Exercise prompt: Write out each line exactly as it stands, please.

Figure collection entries
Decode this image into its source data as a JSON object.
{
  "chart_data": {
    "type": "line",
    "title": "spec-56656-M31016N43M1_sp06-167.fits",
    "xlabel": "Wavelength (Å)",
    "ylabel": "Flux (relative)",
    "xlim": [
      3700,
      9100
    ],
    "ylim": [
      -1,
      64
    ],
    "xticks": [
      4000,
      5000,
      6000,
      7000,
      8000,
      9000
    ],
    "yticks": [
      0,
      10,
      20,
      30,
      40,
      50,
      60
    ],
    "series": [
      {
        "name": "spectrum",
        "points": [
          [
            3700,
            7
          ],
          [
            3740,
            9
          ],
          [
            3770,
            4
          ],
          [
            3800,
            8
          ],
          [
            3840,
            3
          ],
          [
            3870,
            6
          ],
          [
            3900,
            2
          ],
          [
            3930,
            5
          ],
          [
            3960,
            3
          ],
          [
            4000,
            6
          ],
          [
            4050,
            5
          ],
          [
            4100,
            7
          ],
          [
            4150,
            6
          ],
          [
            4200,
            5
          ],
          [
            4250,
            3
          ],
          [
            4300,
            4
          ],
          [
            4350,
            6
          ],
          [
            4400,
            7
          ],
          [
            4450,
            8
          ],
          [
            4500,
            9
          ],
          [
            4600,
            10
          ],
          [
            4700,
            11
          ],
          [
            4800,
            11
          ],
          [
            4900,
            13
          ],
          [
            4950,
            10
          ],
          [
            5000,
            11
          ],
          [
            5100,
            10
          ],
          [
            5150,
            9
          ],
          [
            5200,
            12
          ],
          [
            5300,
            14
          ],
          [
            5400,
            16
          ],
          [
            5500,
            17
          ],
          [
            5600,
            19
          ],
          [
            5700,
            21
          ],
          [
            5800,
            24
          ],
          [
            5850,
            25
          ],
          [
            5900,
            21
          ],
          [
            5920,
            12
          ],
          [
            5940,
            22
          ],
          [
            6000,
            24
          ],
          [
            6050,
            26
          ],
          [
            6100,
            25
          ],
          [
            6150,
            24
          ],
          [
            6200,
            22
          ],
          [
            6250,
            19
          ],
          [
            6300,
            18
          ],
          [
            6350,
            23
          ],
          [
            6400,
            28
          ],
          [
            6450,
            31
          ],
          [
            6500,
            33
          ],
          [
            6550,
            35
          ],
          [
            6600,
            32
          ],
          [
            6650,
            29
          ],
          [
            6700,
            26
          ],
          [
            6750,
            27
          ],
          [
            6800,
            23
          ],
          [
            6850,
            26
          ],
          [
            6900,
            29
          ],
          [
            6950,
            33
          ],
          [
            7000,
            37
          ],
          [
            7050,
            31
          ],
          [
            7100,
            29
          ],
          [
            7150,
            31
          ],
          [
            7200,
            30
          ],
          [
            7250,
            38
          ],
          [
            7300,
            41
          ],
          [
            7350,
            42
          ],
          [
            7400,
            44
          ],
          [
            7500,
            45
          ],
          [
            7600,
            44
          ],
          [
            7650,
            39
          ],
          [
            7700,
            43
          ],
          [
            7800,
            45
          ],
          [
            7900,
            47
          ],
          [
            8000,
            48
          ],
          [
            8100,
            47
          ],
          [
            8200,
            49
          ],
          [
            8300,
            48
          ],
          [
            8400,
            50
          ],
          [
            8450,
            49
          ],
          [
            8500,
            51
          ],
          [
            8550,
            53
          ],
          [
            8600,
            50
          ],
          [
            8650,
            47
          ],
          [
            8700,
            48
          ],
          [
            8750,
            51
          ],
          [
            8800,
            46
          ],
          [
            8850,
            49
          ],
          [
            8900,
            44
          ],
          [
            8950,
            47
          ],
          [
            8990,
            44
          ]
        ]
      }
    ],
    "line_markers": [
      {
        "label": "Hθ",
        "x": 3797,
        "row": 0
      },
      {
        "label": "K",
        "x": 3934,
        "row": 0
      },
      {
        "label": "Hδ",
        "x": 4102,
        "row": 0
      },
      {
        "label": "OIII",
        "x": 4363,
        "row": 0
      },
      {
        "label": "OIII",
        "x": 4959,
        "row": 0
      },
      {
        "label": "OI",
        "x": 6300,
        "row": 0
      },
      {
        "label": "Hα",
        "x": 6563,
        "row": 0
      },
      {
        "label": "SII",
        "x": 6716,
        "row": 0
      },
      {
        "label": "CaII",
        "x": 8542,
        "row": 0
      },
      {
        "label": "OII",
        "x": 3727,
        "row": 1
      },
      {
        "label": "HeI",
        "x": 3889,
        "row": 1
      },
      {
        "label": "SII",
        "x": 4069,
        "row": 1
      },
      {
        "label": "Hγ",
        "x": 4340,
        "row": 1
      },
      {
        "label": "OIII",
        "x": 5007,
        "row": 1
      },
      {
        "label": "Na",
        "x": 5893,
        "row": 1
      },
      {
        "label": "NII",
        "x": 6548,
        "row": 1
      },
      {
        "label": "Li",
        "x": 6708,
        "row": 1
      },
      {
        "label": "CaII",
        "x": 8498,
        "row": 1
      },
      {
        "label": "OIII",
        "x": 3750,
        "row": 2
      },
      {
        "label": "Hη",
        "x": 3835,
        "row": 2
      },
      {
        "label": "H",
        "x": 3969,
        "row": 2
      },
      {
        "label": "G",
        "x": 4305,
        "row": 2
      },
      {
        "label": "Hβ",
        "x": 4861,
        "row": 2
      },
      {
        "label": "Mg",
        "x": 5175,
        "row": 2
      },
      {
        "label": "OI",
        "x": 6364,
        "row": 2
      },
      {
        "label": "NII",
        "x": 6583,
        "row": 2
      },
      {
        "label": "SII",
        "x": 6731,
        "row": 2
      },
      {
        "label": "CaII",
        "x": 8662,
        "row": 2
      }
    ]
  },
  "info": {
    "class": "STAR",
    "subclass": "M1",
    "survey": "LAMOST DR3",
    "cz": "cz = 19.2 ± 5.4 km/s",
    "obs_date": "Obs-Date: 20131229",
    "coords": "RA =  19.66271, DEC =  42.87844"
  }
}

Exercise response:
Decode this image into its source data as a JSON object.
{
  "chart_data": {
    "type": "line",
    "title": "spec-56656-M31016N43M1_sp06-167.fits",
    "xlabel": "Wavelength (Å)",
    "ylabel": "Flux (relative)",
    "xlim": [
      3700,
      9100
    ],
    "ylim": [
      -1,
      64
    ],
    "xticks": [
      4000,
      5000,
      6000,
      7000,
      8000,
      9000
    ],
    "yticks": [
      0,
      10,
      20,
      30,
      40,
      50,
      60
    ],
    "series": [
      {
        "name": "spectrum",
        "points": [
          [
            3700,
            7
          ],
          [
            3740,
            9
          ],
          [
            3770,
            4
          ],
          [
            3800,
            8
          ],
          [
            3840,
            3
          ],
          [
            3870,
            6
          ],
          [
            3900,
            2
          ],
          [
            3930,
            5
          ],
          [
            3960,
            3
          ],
          [
            4000,
            6
          ],
          [
            4050,
            5
          ],
          [
            4100,
            7
          ],
          [
            4150,
            6
          ],
          [
            4200,
            5
          ],
          [
            4250,
            3
          ],
          [
            4300,
            4
          ],
          [
            4350,
            6
          ],
          [
            4400,
            7
          ],
          [
            4450,
            8
          ],
          [
            4500,
            9
          ],
          [
            4600,
            10
          ],
          [
            4700,
            11
          ],
          [
            4800,
            11
          ],
          [
            4900,
            13
          ],
          [
            4950,
            10
          ],
          [
            5000,
            11
          ],
          [
            5100,
            10
          ],
          [
            5150,
            9
          ],
          [
            5200,
            12
          ],
          [
            5300,
            14
          ],
          [
            5400,
            16
          ],
          [
            5500,
            17
          ],
          [
            5600,
            19
          ],
          [
            5700,
            21
          ],
          [
            5800,
            24
          ],
          [
            5850,
            25
          ],
          [
            5900,
            21
          ],
          [
            5920,
            12
          ],
          [
            5940,
            22
          ],
          [
            6000,
            24
          ],
          [
            6050,
            26
          ],
          [
            6100,
            25
          ],
          [
            6150,
            24
          ],
          [
            6200,
            22
          ],
          [
            6250,
            19
          ],
          [
            6300,
            18
          ],
          [
            6350,
            23
          ],
          [
            6400,
            28
          ],
          [
            6450,
            31
          ],
          [
            6500,
            33
          ],
          [
            6550,
            35
          ],
          [
            6600,
            32
          ],
          [
            6650,
            29
          ],
          [
            6700,
            26
          ],
          [
            6750,
            27
          ],
          [
            6800,
            23
          ],
          [
            6850,
            26
          ],
          [
            6900,
            29
          ],
          [
            6950,
            33
          ],
          [
            7000,
            37
          ],
          [
            7050,
            31
          ],
          [
            7100,
            29
          ],
          [
            7150,
            31
          ],
          [
            7200,
            30
          ],
          [
            7250,
            38
          ],
          [
            7300,
            41
          ],
          [
            7350,
            42
          ],
          [
            7400,
            44
          ],
          [
            7500,
            45
          ],
          [
            7600,
            44
          ],
          [
            7650,
            39
          ],
          [
            7700,
            43
          ],
          [
            7800,
            45
          ],
          [
            7900,
            47
          ],
          [
            8000,
            48
          ],
          [
            8100,
            47
          ],
          [
            8200,
            49
          ],
          [
            8300,
            48
          ],
          [
            8400,
            50
          ],
          [
            8450,
            49
          ],
          [
            8500,
            51
          ],
          [
            8550,
            53
          ],
          [
            8600,
            50
          ],
          [
            8650,
            47
          ],
          [
            8700,
            48
          ],
          [
            8750,
            51
          ],
          [
            8800,
            46
          ],
          [
            8850,
            49
          ],
          [
            8900,
            44
          ],
          [
            8950,
            47
          ],
          [
            8990,
            44
          ]
        ]
      }
    ],
    "line_markers": [
      {
        "label": "Hθ",
        "x": 3797,
        "row": 0
      },
      {
        "label": "K",
        "x": 3934,
        "row": 0
      },
      {
        "label": "Hδ",
        "x": 4102,
        "row": 0
      },
      {
        "label": "OIII",
        "x": 4363,
        "row": 0
      },
      {
        "label": "OIII",
        "x": 4959,
        "row": 0
      },
      {
        "label": "OI",
        "x": 6300,
        "row": 0
      },
      {
        "label": "Hα",
        "x": 6563,
        "row": 0
      },
      {
        "label": "SII",
        "x": 6716,
        "row": 0
      },
      {
        "label": "CaII",
        "x": 8542,
        "row": 0
      },
      {
        "label": "OII",
        "x": 3727,
        "row": 1
      },
      {
        "label": "HeI",
        "x": 3889,
        "row": 1
      },
      {
        "label": "SII",
        "x": 4069,
        "row": 1
      },
      {
        "label": "Hγ",
        "x": 4340,
        "row": 1
      },
      {
        "label": "OIII",
        "x": 5007,
        "row": 1
      },
      {
        "label": "Na",
        "x": 5893,
        "row": 1
      },
      {
        "label": "NII",
        "x": 6548,
        "row": 1
      },
      {
        "label": "Li",
        "x": 6708,
        "row": 1
      },
      {
        "label": "CaII",
        "x": 8498,
        "row": 1
      },
      {
        "label": "OIII",
        "x": 3750,
        "row": 2
      },
      {
        "label": "Hη",
        "x": 3835,
        "row": 2
      },
      {
        "label": "H",
        "x": 3969,
        "row": 2
      },
      {
        "label": "G",
        "x": 4305,
        "row": 2
      },
      {
        "label": "Hβ",
        "x": 4861,
        "row": 2
      },
      {
        "label": "Mg",
        "x": 5175,
        "row": 2
      },
      {
        "label": "OI",
        "x": 6364,
        "row": 2
      },
      {
        "label": "NII",
        "x": 6583,
        "row": 2
      },
      {
        "label": "SII",
        "x": 6731,
        "row": 2
      },
      {
        "label": "CaII",
        "x": 8662,
        "row": 2
      }
    ]
  },
  "info": {
    "class": "STAR",
    "subclass": "M1",
    "survey": "LAMOST DR3",
    "cz": "cz = 19.2 ± 5.4 km/s",
    "obs_date": "Obs-Date: 20131229",
    "coords": "RA =  19.66271, DEC =  42.87844"
  }
}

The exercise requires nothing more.